____ MATERIAL TO PROCESS

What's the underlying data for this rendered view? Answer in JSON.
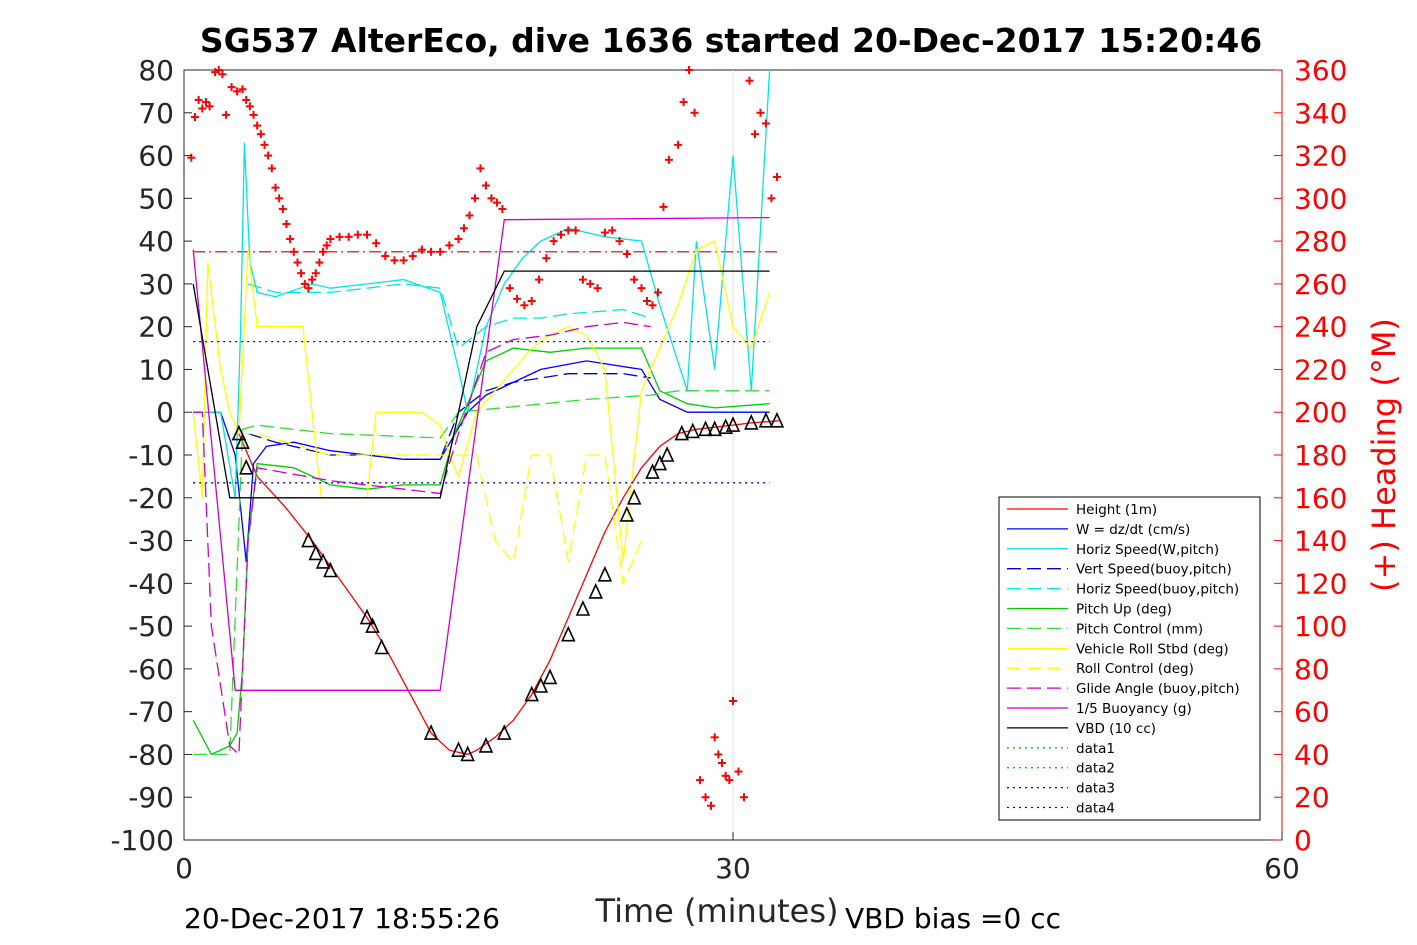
{
  "chart_data": {
    "type": "line",
    "title": "SG537 AlterEco, dive 1636 started 20-Dec-2017 15:20:46",
    "xlabel": "Time (minutes)",
    "ylabel": "",
    "y2label": "(+) Heading (°M)",
    "xlim": [
      0,
      60
    ],
    "ylim": [
      -100,
      80
    ],
    "y2lim": [
      0,
      360
    ],
    "x_ticks": [
      "0",
      "30",
      "60"
    ],
    "y_ticks": [
      "80",
      "70",
      "60",
      "50",
      "40",
      "30",
      "20",
      "10",
      "0",
      "-10",
      "-20",
      "-30",
      "-40",
      "-50",
      "-60",
      "-70",
      "-80",
      "-90",
      "-100"
    ],
    "y2_ticks": [
      "360",
      "340",
      "320",
      "300",
      "280",
      "260",
      "240",
      "220",
      "200",
      "180",
      "160",
      "140",
      "120",
      "100",
      "80",
      "60",
      "40",
      "20",
      "0"
    ],
    "grid": "x at 30 only",
    "legend_position": "lower-right",
    "footer_left": "20-Dec-2017 18:55:26",
    "footer_right": "VBD bias =0 cc",
    "series": [
      {
        "name": "Height (1m)",
        "color": "#ff0000",
        "style": "solid",
        "x": [
          3,
          4,
          5.5,
          7,
          8,
          10,
          11,
          12,
          13.5,
          14.5,
          15.5,
          16,
          17,
          18,
          19,
          20,
          21,
          22,
          23,
          24,
          25,
          26,
          27,
          28,
          29,
          30,
          31,
          32.5
        ],
        "y": [
          -5,
          -15,
          -22,
          -30,
          -36,
          -48,
          -55,
          -63,
          -75,
          -79,
          -80,
          -79,
          -76,
          -72,
          -66,
          -58,
          -48,
          -38,
          -28,
          -20,
          -13,
          -8,
          -5,
          -4,
          -3.5,
          -3,
          -2.5,
          -2
        ]
      },
      {
        "name": "W = dz/dt (cm/s)",
        "color": "#0000ff",
        "style": "solid",
        "x": [
          0.5,
          2,
          2.8,
          3.4,
          3.8,
          4.5,
          6,
          8,
          10,
          12,
          14,
          15.5,
          16.5,
          17.5,
          18.5,
          19.5,
          22,
          25,
          26,
          27.5,
          29,
          32
        ],
        "y": [
          0,
          0,
          -10,
          -35,
          -12,
          -8,
          -7,
          -9,
          -10,
          -11,
          -11,
          0,
          4,
          6,
          8,
          10,
          12,
          10,
          3,
          0,
          0,
          0
        ]
      },
      {
        "name": "Horiz Speed(W,pitch)",
        "color": "#00e5e5",
        "style": "solid",
        "x": [
          0.5,
          2,
          2.8,
          3.1,
          3.3,
          3.6,
          4,
          5,
          7,
          8,
          10,
          12,
          14,
          15,
          15.5,
          16.5,
          17.5,
          18.5,
          19.5,
          21,
          23,
          25,
          26,
          27.5,
          28,
          29,
          30,
          31,
          32
        ],
        "y": [
          0,
          0,
          -20,
          20,
          63,
          35,
          28,
          27,
          30,
          29,
          30,
          31,
          28,
          10,
          0,
          20,
          30,
          36,
          40,
          43,
          41,
          40,
          25,
          5,
          40,
          10,
          60,
          5,
          80
        ]
      },
      {
        "name": "Vert Speed(buoy,pitch)",
        "color": "#0000cc",
        "style": "dash",
        "x": [
          3.5,
          5,
          8,
          10,
          12,
          14,
          15,
          16.5,
          18,
          19.5,
          21,
          24,
          25.5
        ],
        "y": [
          -5,
          -7,
          -10,
          -10,
          -11,
          -11,
          0,
          5,
          7,
          8,
          9,
          9,
          8
        ]
      },
      {
        "name": "Horiz Speed(buoy,pitch)",
        "color": "#00e5e5",
        "style": "dash",
        "x": [
          3.5,
          5,
          8,
          10,
          12,
          14,
          15,
          16.5,
          18,
          19.5,
          21,
          24,
          25.5
        ],
        "y": [
          30,
          28,
          28,
          29,
          30,
          29,
          15,
          20,
          22,
          22,
          23,
          24,
          22
        ]
      },
      {
        "name": "Pitch Up (deg)",
        "color": "#00cc00",
        "style": "solid",
        "x": [
          0.5,
          1.5,
          2.5,
          2.9,
          3.2,
          3.5,
          4,
          6,
          8,
          10,
          12,
          14,
          14.8,
          15.5,
          16.5,
          18,
          20,
          22,
          25,
          26,
          27.5,
          29,
          32
        ],
        "y": [
          -72,
          -80,
          -78,
          -75,
          -60,
          -30,
          -12,
          -13,
          -17,
          -18,
          -17,
          -17,
          -5,
          2,
          12,
          15,
          14,
          15,
          15,
          5,
          2,
          1,
          2
        ]
      },
      {
        "name": "Pitch Control (mm)",
        "color": "#33dd33",
        "style": "dash",
        "x": [
          0.5,
          2.5,
          3.2,
          4,
          8,
          14,
          15,
          22,
          25.5,
          27,
          32
        ],
        "y": [
          -80,
          -80,
          -4,
          -3,
          -5,
          -6,
          0,
          3,
          4,
          5,
          5
        ]
      },
      {
        "name": "Vehicle Roll Stbd (deg)",
        "color": "#ffff00",
        "style": "solid",
        "x": [
          0.5,
          1,
          1.3,
          2,
          2.5,
          3,
          3.5,
          4,
          5,
          6.5,
          7,
          7.5,
          8,
          10,
          10.5,
          11,
          13,
          14,
          14.5,
          15,
          16,
          17,
          18,
          19,
          20,
          21,
          22,
          23,
          24,
          25,
          26,
          27,
          28,
          29,
          30,
          31,
          32
        ],
        "y": [
          0,
          -20,
          35,
          10,
          0,
          -5,
          38,
          20,
          20,
          20,
          0,
          -20,
          -20,
          -20,
          0,
          0,
          0,
          -3,
          -10,
          -15,
          0,
          5,
          10,
          15,
          18,
          20,
          18,
          10,
          -35,
          5,
          15,
          25,
          38,
          40,
          20,
          15,
          28
        ]
      },
      {
        "name": "Roll Control (deg)",
        "color": "#ffff00",
        "style": "dash",
        "x": [
          3,
          4,
          8,
          10,
          12,
          14,
          15,
          16,
          17,
          18,
          19,
          20,
          21,
          22,
          23,
          24,
          25
        ],
        "y": [
          -5,
          -5,
          -10,
          -10,
          -10,
          -10,
          -10,
          -10,
          -30,
          -35,
          -10,
          -10,
          -35,
          -10,
          -10,
          -40,
          -30
        ]
      },
      {
        "name": "Glide Angle (buoy,pitch)",
        "color": "#cc00cc",
        "style": "dash",
        "x": [
          0.5,
          1,
          1.5,
          2.5,
          3,
          3.5,
          4,
          8,
          12,
          14,
          15,
          16.5,
          18,
          20,
          22,
          24,
          25.5
        ],
        "y": [
          0,
          0,
          -50,
          -78,
          -80,
          -30,
          -13,
          -16,
          -18,
          -19,
          -5,
          14,
          17,
          18,
          20,
          21,
          20
        ]
      },
      {
        "name": "1/5 Buoyancy (g)",
        "color": "#cc00cc",
        "style": "solid",
        "x": [
          0.5,
          2.8,
          14,
          17.5,
          32
        ],
        "y": [
          38,
          -65,
          -65,
          45,
          45.5
        ]
      },
      {
        "name": "VBD (10 cc)",
        "color": "#000000",
        "style": "solid",
        "x": [
          0.5,
          2.5,
          14,
          16,
          17.5,
          19,
          32
        ],
        "y": [
          30,
          -20,
          -20,
          20,
          33,
          33,
          33
        ]
      },
      {
        "name": "data1",
        "color": "#00cc00",
        "style": "dot",
        "x": [],
        "y": []
      },
      {
        "name": "data2",
        "color": "#00cc00",
        "style": "dot",
        "x": [],
        "y": []
      },
      {
        "name": "data3",
        "color": "#0000cc",
        "style": "dot",
        "x": [
          0.5,
          32
        ],
        "y": [
          16.5,
          16.5
        ]
      },
      {
        "name": "data4",
        "color": "#0000cc",
        "style": "dot",
        "x": [
          0.5,
          32
        ],
        "y": [
          -16.5,
          -16.5
        ]
      }
    ],
    "reference_lines": [
      {
        "y": 37.5,
        "color": "#cc0000",
        "style": "dashdot",
        "x": [
          0.5,
          32.5
        ]
      }
    ],
    "heading_points": {
      "name": "(+) Heading (°M)",
      "color": "#ff0000",
      "x": [
        0.4,
        0.6,
        0.8,
        1.0,
        1.2,
        1.4,
        1.7,
        1.9,
        2.1,
        2.3,
        2.6,
        2.9,
        3.2,
        3.4,
        3.6,
        3.8,
        4.0,
        4.2,
        4.4,
        4.6,
        4.8,
        5.0,
        5.2,
        5.4,
        5.6,
        5.8,
        6.0,
        6.2,
        6.4,
        6.6,
        6.8,
        7.0,
        7.2,
        7.4,
        7.6,
        7.8,
        8.0,
        8.5,
        9.0,
        9.5,
        10.0,
        10.5,
        11.0,
        11.5,
        12.0,
        12.5,
        13.0,
        13.5,
        14.0,
        14.5,
        15.0,
        15.3,
        15.6,
        15.9,
        16.2,
        16.5,
        16.8,
        17.1,
        17.4,
        17.8,
        18.2,
        18.6,
        19.0,
        19.4,
        19.8,
        20.2,
        20.6,
        21.0,
        21.4,
        21.8,
        22.2,
        22.6,
        23.0,
        23.4,
        23.8,
        24.2,
        24.6,
        25.0,
        25.3,
        25.6,
        25.9,
        26.2,
        26.5,
        27.0,
        27.3,
        27.6,
        27.9,
        28.2,
        28.5,
        28.8,
        29.0,
        29.2,
        29.4,
        29.6,
        29.8,
        30.0,
        30.3,
        30.6,
        30.9,
        31.2,
        31.5,
        31.8,
        32.1,
        32.4
      ],
      "y": [
        319,
        338,
        346,
        342,
        345,
        343,
        359,
        360,
        358,
        339,
        352,
        350,
        351,
        346,
        343,
        339,
        334,
        330,
        325,
        320,
        314,
        305,
        300,
        295,
        288,
        281,
        275,
        270,
        265,
        260,
        258,
        262,
        265,
        270,
        275,
        278,
        281,
        282,
        282,
        283,
        283,
        279,
        273,
        271,
        271,
        273,
        276,
        275,
        275,
        278,
        281,
        286,
        292,
        300,
        314,
        306,
        300,
        298,
        295,
        258,
        253,
        250,
        252,
        262,
        272,
        280,
        283,
        285,
        285,
        262,
        260,
        258,
        284,
        285,
        280,
        274,
        262,
        258,
        252,
        250,
        256,
        296,
        318,
        325,
        345,
        360,
        340,
        28,
        20,
        16,
        48,
        40,
        36,
        30,
        28,
        65,
        32,
        20,
        355,
        330,
        340,
        335,
        300,
        310
      ]
    },
    "depth_markers": {
      "color": "#000000",
      "x": [
        3,
        3.2,
        3.4,
        6.8,
        7.2,
        7.6,
        8.0,
        10.0,
        10.3,
        10.8,
        13.5,
        15.0,
        15.5,
        16.5,
        17.5,
        19,
        19.5,
        20,
        21,
        21.8,
        22.5,
        23,
        24.2,
        24.6,
        25.6,
        26,
        26.4,
        27.2,
        27.8,
        28.5,
        29,
        29.6,
        30,
        31,
        31.8,
        32.4
      ],
      "y": [
        -5,
        -7,
        -13,
        -30,
        -33,
        -35,
        -37,
        -48,
        -50,
        -55,
        -75,
        -79,
        -80,
        -78,
        -75,
        -66,
        -64,
        -62,
        -52,
        -46,
        -42,
        -38,
        -24,
        -20,
        -14,
        -12,
        -10,
        -5,
        -4.5,
        -4,
        -4,
        -3.5,
        -3,
        -2.5,
        -2,
        -2
      ]
    }
  },
  "legend": {
    "items": [
      {
        "label": "Height (1m)",
        "color": "#ff0000",
        "style": "solid"
      },
      {
        "label": "W = dz/dt (cm/s)",
        "color": "#0000ff",
        "style": "solid"
      },
      {
        "label": "Horiz Speed(W,pitch)",
        "color": "#00e5e5",
        "style": "solid"
      },
      {
        "label": "Vert Speed(buoy,pitch)",
        "color": "#0000cc",
        "style": "dash"
      },
      {
        "label": "Horiz Speed(buoy,pitch)",
        "color": "#00e5e5",
        "style": "dash"
      },
      {
        "label": "Pitch Up (deg)",
        "color": "#00cc00",
        "style": "solid"
      },
      {
        "label": "Pitch Control (mm)",
        "color": "#33dd33",
        "style": "dash"
      },
      {
        "label": "Vehicle Roll Stbd (deg)",
        "color": "#ffff00",
        "style": "solid"
      },
      {
        "label": "Roll Control (deg)",
        "color": "#ffff00",
        "style": "dash"
      },
      {
        "label": "Glide Angle (buoy,pitch)",
        "color": "#cc00cc",
        "style": "dash"
      },
      {
        "label": "1/5 Buoyancy (g)",
        "color": "#cc00cc",
        "style": "solid"
      },
      {
        "label": "VBD (10 cc)",
        "color": "#000000",
        "style": "solid"
      },
      {
        "label": "data1",
        "color": "#00cc00",
        "style": "dot"
      },
      {
        "label": "data2",
        "color": "#00cc00",
        "style": "dot"
      },
      {
        "label": "data3",
        "color": "#0000cc",
        "style": "dot"
      },
      {
        "label": "data4",
        "color": "#0000cc",
        "style": "dot"
      }
    ]
  }
}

________

> **PROBLEM STATEMENT**:
Copy out every line of the material above that mentions the word "Angle".

> **RESULT**:
        "name": "Glide Angle (buoy,pitch)",
        "label": "Glide Angle (buoy,pitch)",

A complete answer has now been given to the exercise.